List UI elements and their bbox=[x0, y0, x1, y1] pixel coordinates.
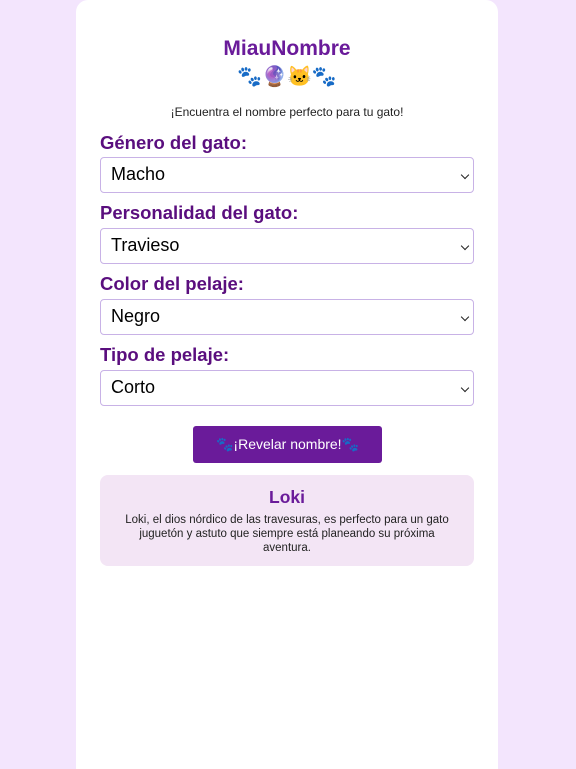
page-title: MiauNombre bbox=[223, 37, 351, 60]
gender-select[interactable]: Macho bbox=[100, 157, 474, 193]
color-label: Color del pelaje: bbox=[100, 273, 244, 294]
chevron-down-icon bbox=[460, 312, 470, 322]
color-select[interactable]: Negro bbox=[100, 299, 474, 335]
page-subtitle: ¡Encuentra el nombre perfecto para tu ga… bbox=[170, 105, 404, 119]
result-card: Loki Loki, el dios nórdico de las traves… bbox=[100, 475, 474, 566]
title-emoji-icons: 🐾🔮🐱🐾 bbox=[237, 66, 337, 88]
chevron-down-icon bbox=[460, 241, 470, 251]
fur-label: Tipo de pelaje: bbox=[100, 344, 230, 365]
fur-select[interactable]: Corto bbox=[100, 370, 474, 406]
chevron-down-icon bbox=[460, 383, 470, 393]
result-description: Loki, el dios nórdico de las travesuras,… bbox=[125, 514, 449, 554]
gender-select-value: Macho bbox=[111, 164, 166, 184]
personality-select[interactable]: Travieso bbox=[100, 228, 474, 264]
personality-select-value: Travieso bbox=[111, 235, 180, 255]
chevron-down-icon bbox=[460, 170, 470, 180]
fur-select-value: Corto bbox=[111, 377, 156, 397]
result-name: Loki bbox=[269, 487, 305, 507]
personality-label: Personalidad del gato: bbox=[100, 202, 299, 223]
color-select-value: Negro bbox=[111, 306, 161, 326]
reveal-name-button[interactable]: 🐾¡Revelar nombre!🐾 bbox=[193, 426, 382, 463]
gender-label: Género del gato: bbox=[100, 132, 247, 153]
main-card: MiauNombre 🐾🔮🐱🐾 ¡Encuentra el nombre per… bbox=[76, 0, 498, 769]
++++++++++++++++++++
§ **Exercise**
Print every line above word for word, leaving out the picture.

§ **Solution to this problem**
List UI elements and their bbox=[x0, y0, x1, y1] pixel coordinates.
page-title: MiauNombre bbox=[223, 37, 351, 60]
gender-select[interactable]: Macho bbox=[100, 157, 474, 193]
color-label: Color del pelaje: bbox=[100, 273, 244, 294]
chevron-down-icon bbox=[460, 312, 470, 322]
color-select[interactable]: Negro bbox=[100, 299, 474, 335]
page-subtitle: ¡Encuentra el nombre perfecto para tu ga… bbox=[170, 105, 404, 119]
result-card: Loki Loki, el dios nórdico de las traves… bbox=[100, 475, 474, 566]
title-emoji-icons: 🐾🔮🐱🐾 bbox=[237, 66, 337, 88]
chevron-down-icon bbox=[460, 241, 470, 251]
fur-label: Tipo de pelaje: bbox=[100, 344, 230, 365]
fur-select[interactable]: Corto bbox=[100, 370, 474, 406]
chevron-down-icon bbox=[460, 383, 470, 393]
result-description: Loki, el dios nórdico de las travesuras,… bbox=[125, 514, 449, 554]
gender-select-value: Macho bbox=[111, 164, 166, 184]
personality-select[interactable]: Travieso bbox=[100, 228, 474, 264]
personality-select-value: Travieso bbox=[111, 235, 180, 255]
chevron-down-icon bbox=[460, 170, 470, 180]
fur-select-value: Corto bbox=[111, 377, 156, 397]
result-name: Loki bbox=[269, 487, 305, 507]
personality-label: Personalidad del gato: bbox=[100, 202, 299, 223]
color-select-value: Negro bbox=[111, 306, 161, 326]
reveal-name-button[interactable]: 🐾¡Revelar nombre!🐾 bbox=[193, 426, 382, 463]
gender-label: Género del gato: bbox=[100, 132, 247, 153]
main-card: MiauNombre 🐾🔮🐱🐾 ¡Encuentra el nombre per… bbox=[76, 0, 498, 769]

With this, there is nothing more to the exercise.